WORK TO DO: Reproduce each of the lines word for word.

--

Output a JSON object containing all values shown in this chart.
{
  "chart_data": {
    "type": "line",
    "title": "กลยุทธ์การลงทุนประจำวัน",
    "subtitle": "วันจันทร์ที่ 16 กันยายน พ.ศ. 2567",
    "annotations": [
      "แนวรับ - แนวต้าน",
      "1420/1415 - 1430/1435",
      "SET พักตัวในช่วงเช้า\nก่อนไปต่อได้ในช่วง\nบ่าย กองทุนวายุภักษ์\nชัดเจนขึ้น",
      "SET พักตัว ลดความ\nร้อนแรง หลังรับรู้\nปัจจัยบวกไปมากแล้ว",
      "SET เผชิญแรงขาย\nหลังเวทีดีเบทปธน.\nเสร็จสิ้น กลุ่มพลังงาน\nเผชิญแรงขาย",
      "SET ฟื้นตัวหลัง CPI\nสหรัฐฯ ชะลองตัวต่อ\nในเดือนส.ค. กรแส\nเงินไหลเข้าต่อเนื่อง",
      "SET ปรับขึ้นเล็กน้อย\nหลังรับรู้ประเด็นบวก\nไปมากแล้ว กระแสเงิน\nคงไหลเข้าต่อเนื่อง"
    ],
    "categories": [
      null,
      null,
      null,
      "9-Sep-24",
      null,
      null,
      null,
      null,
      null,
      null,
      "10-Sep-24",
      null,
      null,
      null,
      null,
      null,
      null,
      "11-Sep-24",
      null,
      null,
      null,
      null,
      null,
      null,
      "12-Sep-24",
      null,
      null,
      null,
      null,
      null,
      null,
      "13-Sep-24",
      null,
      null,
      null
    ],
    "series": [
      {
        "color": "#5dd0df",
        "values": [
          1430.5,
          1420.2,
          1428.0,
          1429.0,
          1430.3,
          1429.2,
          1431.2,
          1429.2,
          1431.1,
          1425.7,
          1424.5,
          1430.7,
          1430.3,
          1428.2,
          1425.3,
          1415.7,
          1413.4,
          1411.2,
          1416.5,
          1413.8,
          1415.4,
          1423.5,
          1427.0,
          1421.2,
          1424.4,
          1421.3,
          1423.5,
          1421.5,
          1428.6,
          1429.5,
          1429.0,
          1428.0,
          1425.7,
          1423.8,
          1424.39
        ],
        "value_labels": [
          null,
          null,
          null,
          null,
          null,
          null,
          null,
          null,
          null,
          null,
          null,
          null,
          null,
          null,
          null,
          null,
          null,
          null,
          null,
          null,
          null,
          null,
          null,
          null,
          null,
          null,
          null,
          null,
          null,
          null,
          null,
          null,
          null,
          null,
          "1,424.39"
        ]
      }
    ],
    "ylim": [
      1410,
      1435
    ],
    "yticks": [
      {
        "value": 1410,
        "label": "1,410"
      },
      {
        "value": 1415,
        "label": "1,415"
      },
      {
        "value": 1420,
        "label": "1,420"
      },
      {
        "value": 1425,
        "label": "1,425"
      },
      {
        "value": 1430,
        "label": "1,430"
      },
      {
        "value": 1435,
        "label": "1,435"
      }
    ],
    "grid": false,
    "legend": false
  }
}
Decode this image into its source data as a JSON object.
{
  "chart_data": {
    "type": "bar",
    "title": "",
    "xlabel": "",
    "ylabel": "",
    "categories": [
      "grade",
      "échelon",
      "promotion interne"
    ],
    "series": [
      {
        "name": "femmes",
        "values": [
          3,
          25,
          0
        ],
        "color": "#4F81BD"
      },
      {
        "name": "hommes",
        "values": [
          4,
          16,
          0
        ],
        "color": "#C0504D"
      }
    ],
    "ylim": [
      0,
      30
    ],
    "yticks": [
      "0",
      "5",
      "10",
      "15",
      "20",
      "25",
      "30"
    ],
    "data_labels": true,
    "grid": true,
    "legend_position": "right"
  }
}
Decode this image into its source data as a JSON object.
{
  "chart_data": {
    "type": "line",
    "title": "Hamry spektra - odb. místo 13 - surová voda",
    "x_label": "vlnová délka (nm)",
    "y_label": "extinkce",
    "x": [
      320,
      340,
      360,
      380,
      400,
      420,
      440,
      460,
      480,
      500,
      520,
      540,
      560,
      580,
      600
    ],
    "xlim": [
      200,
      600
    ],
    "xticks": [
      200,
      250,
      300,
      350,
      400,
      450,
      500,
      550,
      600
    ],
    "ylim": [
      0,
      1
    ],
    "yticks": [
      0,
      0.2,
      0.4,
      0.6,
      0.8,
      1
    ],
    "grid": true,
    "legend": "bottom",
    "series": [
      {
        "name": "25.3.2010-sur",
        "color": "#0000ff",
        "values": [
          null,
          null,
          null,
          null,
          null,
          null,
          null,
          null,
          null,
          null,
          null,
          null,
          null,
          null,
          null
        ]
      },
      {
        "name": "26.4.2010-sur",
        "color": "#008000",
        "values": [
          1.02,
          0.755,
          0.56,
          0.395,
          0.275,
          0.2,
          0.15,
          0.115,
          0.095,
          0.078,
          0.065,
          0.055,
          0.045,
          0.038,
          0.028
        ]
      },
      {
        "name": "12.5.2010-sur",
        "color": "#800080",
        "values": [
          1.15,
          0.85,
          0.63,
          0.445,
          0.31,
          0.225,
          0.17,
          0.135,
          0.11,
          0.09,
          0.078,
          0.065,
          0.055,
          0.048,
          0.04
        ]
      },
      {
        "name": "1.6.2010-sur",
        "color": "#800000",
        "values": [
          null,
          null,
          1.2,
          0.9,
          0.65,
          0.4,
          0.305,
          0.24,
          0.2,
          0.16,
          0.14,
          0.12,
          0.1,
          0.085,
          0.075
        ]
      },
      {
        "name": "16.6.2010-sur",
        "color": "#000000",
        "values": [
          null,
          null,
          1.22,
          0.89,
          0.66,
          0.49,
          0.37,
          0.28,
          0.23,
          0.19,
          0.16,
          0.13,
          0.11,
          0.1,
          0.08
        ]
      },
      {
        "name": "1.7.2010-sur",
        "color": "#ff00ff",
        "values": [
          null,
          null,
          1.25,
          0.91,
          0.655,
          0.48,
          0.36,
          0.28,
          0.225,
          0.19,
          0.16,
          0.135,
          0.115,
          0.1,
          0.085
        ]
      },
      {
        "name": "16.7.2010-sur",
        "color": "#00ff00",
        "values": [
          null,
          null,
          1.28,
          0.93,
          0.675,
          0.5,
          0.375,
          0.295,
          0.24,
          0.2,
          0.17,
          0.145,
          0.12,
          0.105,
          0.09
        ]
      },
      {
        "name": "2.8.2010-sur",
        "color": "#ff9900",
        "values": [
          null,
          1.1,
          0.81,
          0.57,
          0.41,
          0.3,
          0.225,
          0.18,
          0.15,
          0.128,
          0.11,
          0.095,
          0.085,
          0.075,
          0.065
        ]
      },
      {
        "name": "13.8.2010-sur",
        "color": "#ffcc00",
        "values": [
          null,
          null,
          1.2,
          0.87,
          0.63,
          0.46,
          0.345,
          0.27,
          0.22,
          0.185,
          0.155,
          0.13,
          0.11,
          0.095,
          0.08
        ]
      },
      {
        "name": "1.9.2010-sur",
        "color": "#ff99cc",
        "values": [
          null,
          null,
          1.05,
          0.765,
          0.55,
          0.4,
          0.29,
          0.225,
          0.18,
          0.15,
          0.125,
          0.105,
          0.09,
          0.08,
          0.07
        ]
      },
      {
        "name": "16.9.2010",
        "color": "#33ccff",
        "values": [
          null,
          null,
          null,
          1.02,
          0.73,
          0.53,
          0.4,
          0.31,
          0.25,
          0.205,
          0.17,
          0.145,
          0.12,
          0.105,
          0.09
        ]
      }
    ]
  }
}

--

SOLUTION:
Output a JSON object containing all values shown in this chart.
{
  "chart_data": {
    "type": "line",
    "title": "กลยุทธ์การลงทุนประจำวัน",
    "subtitle": "วันจันทร์ที่ 16 กันยายน พ.ศ. 2567",
    "annotations": [
      "แนวรับ - แนวต้าน",
      "1420/1415 - 1430/1435",
      "SET พักตัวในช่วงเช้า\nก่อนไปต่อได้ในช่วง\nบ่าย กองทุนวายุภักษ์\nชัดเจนขึ้น",
      "SET พักตัว ลดความ\nร้อนแรง หลังรับรู้\nปัจจัยบวกไปมากแล้ว",
      "SET เผชิญแรงขาย\nหลังเวทีดีเบทปธน.\nเสร็จสิ้น กลุ่มพลังงาน\nเผชิญแรงขาย",
      "SET ฟื้นตัวหลัง CPI\nสหรัฐฯ ชะลองตัวต่อ\nในเดือนส.ค. กรแส\nเงินไหลเข้าต่อเนื่อง",
      "SET ปรับขึ้นเล็กน้อย\nหลังรับรู้ประเด็นบวก\nไปมากแล้ว กระแสเงิน\nคงไหลเข้าต่อเนื่อง"
    ],
    "categories": [
      null,
      null,
      null,
      "9-Sep-24",
      null,
      null,
      null,
      null,
      null,
      null,
      "10-Sep-24",
      null,
      null,
      null,
      null,
      null,
      null,
      "11-Sep-24",
      null,
      null,
      null,
      null,
      null,
      null,
      "12-Sep-24",
      null,
      null,
      null,
      null,
      null,
      null,
      "13-Sep-24",
      null,
      null,
      null
    ],
    "series": [
      {
        "color": "#5dd0df",
        "values": [
          1430.5,
          1420.2,
          1428.0,
          1429.0,
          1430.3,
          1429.2,
          1431.2,
          1429.2,
          1431.1,
          1425.7,
          1424.5,
          1430.7,
          1430.3,
          1428.2,
          1425.3,
          1415.7,
          1413.4,
          1411.2,
          1416.5,
          1413.8,
          1415.4,
          1423.5,
          1427.0,
          1421.2,
          1424.4,
          1421.3,
          1423.5,
          1421.5,
          1428.6,
          1429.5,
          1429.0,
          1428.0,
          1425.7,
          1423.8,
          1424.39
        ],
        "value_labels": [
          null,
          null,
          null,
          null,
          null,
          null,
          null,
          null,
          null,
          null,
          null,
          null,
          null,
          null,
          null,
          null,
          null,
          null,
          null,
          null,
          null,
          null,
          null,
          null,
          null,
          null,
          null,
          null,
          null,
          null,
          null,
          null,
          null,
          null,
          "1,424.39"
        ]
      }
    ],
    "ylim": [
      1410,
      1435
    ],
    "yticks": [
      {
        "value": 1410,
        "label": "1,410"
      },
      {
        "value": 1415,
        "label": "1,415"
      },
      {
        "value": 1420,
        "label": "1,420"
      },
      {
        "value": 1425,
        "label": "1,425"
      },
      {
        "value": 1430,
        "label": "1,430"
      },
      {
        "value": 1435,
        "label": "1,435"
      }
    ],
    "grid": false,
    "legend": false
  }
}
Decode this image into its source data as a JSON object.
{
  "chart_data": {
    "type": "bar",
    "title": "",
    "xlabel": "",
    "ylabel": "",
    "categories": [
      "grade",
      "échelon",
      "promotion interne"
    ],
    "series": [
      {
        "name": "femmes",
        "values": [
          3,
          25,
          0
        ],
        "color": "#4F81BD"
      },
      {
        "name": "hommes",
        "values": [
          4,
          16,
          0
        ],
        "color": "#C0504D"
      }
    ],
    "ylim": [
      0,
      30
    ],
    "yticks": [
      "0",
      "5",
      "10",
      "15",
      "20",
      "25",
      "30"
    ],
    "data_labels": true,
    "grid": true,
    "legend_position": "right"
  }
}
Decode this image into its source data as a JSON object.
{
  "chart_data": {
    "type": "line",
    "title": "Hamry spektra - odb. místo 13 - surová voda",
    "x_label": "vlnová délka (nm)",
    "y_label": "extinkce",
    "x": [
      320,
      340,
      360,
      380,
      400,
      420,
      440,
      460,
      480,
      500,
      520,
      540,
      560,
      580,
      600
    ],
    "xlim": [
      200,
      600
    ],
    "xticks": [
      200,
      250,
      300,
      350,
      400,
      450,
      500,
      550,
      600
    ],
    "ylim": [
      0,
      1
    ],
    "yticks": [
      0,
      0.2,
      0.4,
      0.6,
      0.8,
      1
    ],
    "grid": true,
    "legend": "bottom",
    "series": [
      {
        "name": "25.3.2010-sur",
        "color": "#0000ff",
        "values": [
          null,
          null,
          null,
          null,
          null,
          null,
          null,
          null,
          null,
          null,
          null,
          null,
          null,
          null,
          null
        ]
      },
      {
        "name": "26.4.2010-sur",
        "color": "#008000",
        "values": [
          1.02,
          0.755,
          0.56,
          0.395,
          0.275,
          0.2,
          0.15,
          0.115,
          0.095,
          0.078,
          0.065,
          0.055,
          0.045,
          0.038,
          0.028
        ]
      },
      {
        "name": "12.5.2010-sur",
        "color": "#800080",
        "values": [
          1.15,
          0.85,
          0.63,
          0.445,
          0.31,
          0.225,
          0.17,
          0.135,
          0.11,
          0.09,
          0.078,
          0.065,
          0.055,
          0.048,
          0.04
        ]
      },
      {
        "name": "1.6.2010-sur",
        "color": "#800000",
        "values": [
          null,
          null,
          1.2,
          0.9,
          0.65,
          0.4,
          0.305,
          0.24,
          0.2,
          0.16,
          0.14,
          0.12,
          0.1,
          0.085,
          0.075
        ]
      },
      {
        "name": "16.6.2010-sur",
        "color": "#000000",
        "values": [
          null,
          null,
          1.22,
          0.89,
          0.66,
          0.49,
          0.37,
          0.28,
          0.23,
          0.19,
          0.16,
          0.13,
          0.11,
          0.1,
          0.08
        ]
      },
      {
        "name": "1.7.2010-sur",
        "color": "#ff00ff",
        "values": [
          null,
          null,
          1.25,
          0.91,
          0.655,
          0.48,
          0.36,
          0.28,
          0.225,
          0.19,
          0.16,
          0.135,
          0.115,
          0.1,
          0.085
        ]
      },
      {
        "name": "16.7.2010-sur",
        "color": "#00ff00",
        "values": [
          null,
          null,
          1.28,
          0.93,
          0.675,
          0.5,
          0.375,
          0.295,
          0.24,
          0.2,
          0.17,
          0.145,
          0.12,
          0.105,
          0.09
        ]
      },
      {
        "name": "2.8.2010-sur",
        "color": "#ff9900",
        "values": [
          null,
          1.1,
          0.81,
          0.57,
          0.41,
          0.3,
          0.225,
          0.18,
          0.15,
          0.128,
          0.11,
          0.095,
          0.085,
          0.075,
          0.065
        ]
      },
      {
        "name": "13.8.2010-sur",
        "color": "#ffcc00",
        "values": [
          null,
          null,
          1.2,
          0.87,
          0.63,
          0.46,
          0.345,
          0.27,
          0.22,
          0.185,
          0.155,
          0.13,
          0.11,
          0.095,
          0.08
        ]
      },
      {
        "name": "1.9.2010-sur",
        "color": "#ff99cc",
        "values": [
          null,
          null,
          1.05,
          0.765,
          0.55,
          0.4,
          0.29,
          0.225,
          0.18,
          0.15,
          0.125,
          0.105,
          0.09,
          0.08,
          0.07
        ]
      },
      {
        "name": "16.9.2010",
        "color": "#33ccff",
        "values": [
          null,
          null,
          null,
          1.02,
          0.73,
          0.53,
          0.4,
          0.31,
          0.25,
          0.205,
          0.17,
          0.145,
          0.12,
          0.105,
          0.09
        ]
      }
    ]
  }
}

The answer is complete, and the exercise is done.